▶ [Requirements]: Reproduce each line exactly.

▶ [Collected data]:

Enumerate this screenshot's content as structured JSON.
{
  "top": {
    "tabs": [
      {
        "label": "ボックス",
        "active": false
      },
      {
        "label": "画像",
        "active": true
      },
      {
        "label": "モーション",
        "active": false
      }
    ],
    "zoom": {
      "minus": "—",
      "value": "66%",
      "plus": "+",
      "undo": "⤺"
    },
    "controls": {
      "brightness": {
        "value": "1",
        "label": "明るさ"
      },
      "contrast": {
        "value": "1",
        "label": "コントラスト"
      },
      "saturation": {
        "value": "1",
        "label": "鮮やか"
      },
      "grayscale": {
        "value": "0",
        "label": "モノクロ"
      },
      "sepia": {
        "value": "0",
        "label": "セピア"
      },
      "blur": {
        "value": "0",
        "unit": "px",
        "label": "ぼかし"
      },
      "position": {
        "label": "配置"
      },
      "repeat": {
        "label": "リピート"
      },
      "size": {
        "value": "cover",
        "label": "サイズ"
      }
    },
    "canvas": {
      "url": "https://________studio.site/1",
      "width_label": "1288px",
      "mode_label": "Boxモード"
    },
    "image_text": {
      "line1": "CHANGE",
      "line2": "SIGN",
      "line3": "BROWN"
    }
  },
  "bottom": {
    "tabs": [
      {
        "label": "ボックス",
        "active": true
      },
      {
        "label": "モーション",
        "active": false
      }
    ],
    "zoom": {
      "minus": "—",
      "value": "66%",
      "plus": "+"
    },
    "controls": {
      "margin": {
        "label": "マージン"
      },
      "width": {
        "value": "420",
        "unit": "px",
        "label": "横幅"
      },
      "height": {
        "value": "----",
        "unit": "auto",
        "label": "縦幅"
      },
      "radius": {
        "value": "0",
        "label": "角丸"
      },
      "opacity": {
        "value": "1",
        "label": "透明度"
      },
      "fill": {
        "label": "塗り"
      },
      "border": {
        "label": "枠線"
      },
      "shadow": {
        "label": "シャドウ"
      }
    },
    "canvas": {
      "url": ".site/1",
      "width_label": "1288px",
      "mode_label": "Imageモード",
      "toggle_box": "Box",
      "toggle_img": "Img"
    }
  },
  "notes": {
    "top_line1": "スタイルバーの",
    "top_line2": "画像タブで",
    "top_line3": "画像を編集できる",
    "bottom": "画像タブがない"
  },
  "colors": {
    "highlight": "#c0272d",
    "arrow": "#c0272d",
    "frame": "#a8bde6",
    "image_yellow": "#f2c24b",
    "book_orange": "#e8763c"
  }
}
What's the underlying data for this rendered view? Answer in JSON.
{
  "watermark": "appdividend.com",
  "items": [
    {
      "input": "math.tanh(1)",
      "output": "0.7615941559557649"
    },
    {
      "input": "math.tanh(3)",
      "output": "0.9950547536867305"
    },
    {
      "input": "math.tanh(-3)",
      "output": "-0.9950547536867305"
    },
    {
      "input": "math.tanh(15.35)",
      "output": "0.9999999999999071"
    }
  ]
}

▶ [Result below]:
Enumerate this screenshot's content as structured JSON.
{
  "top": {
    "tabs": [
      {
        "label": "ボックス",
        "active": false
      },
      {
        "label": "画像",
        "active": true
      },
      {
        "label": "モーション",
        "active": false
      }
    ],
    "zoom": {
      "minus": "—",
      "value": "66%",
      "plus": "+",
      "undo": "⤺"
    },
    "controls": {
      "brightness": {
        "value": "1",
        "label": "明るさ"
      },
      "contrast": {
        "value": "1",
        "label": "コントラスト"
      },
      "saturation": {
        "value": "1",
        "label": "鮮やか"
      },
      "grayscale": {
        "value": "0",
        "label": "モノクロ"
      },
      "sepia": {
        "value": "0",
        "label": "セピア"
      },
      "blur": {
        "value": "0",
        "unit": "px",
        "label": "ぼかし"
      },
      "position": {
        "label": "配置"
      },
      "repeat": {
        "label": "リピート"
      },
      "size": {
        "value": "cover",
        "label": "サイズ"
      }
    },
    "canvas": {
      "url": "https://________studio.site/1",
      "width_label": "1288px",
      "mode_label": "Boxモード"
    },
    "image_text": {
      "line1": "CHANGE",
      "line2": "SIGN",
      "line3": "BROWN"
    }
  },
  "bottom": {
    "tabs": [
      {
        "label": "ボックス",
        "active": true
      },
      {
        "label": "モーション",
        "active": false
      }
    ],
    "zoom": {
      "minus": "—",
      "value": "66%",
      "plus": "+"
    },
    "controls": {
      "margin": {
        "label": "マージン"
      },
      "width": {
        "value": "420",
        "unit": "px",
        "label": "横幅"
      },
      "height": {
        "value": "----",
        "unit": "auto",
        "label": "縦幅"
      },
      "radius": {
        "value": "0",
        "label": "角丸"
      },
      "opacity": {
        "value": "1",
        "label": "透明度"
      },
      "fill": {
        "label": "塗り"
      },
      "border": {
        "label": "枠線"
      },
      "shadow": {
        "label": "シャドウ"
      }
    },
    "canvas": {
      "url": ".site/1",
      "width_label": "1288px",
      "mode_label": "Imageモード",
      "toggle_box": "Box",
      "toggle_img": "Img"
    }
  },
  "notes": {
    "top_line1": "スタイルバーの",
    "top_line2": "画像タブで",
    "top_line3": "画像を編集できる",
    "bottom": "画像タブがない"
  },
  "colors": {
    "highlight": "#c0272d",
    "arrow": "#c0272d",
    "frame": "#a8bde6",
    "image_yellow": "#f2c24b",
    "book_orange": "#e8763c"
  }
}
What's the underlying data for this rendered view? Answer in JSON.
{
  "watermark": "appdividend.com",
  "items": [
    {
      "input": "math.tanh(1)",
      "output": "0.7615941559557649"
    },
    {
      "input": "math.tanh(3)",
      "output": "0.9950547536867305"
    },
    {
      "input": "math.tanh(-3)",
      "output": "-0.9950547536867305"
    },
    {
      "input": "math.tanh(15.35)",
      "output": "0.9999999999999071"
    }
  ]
}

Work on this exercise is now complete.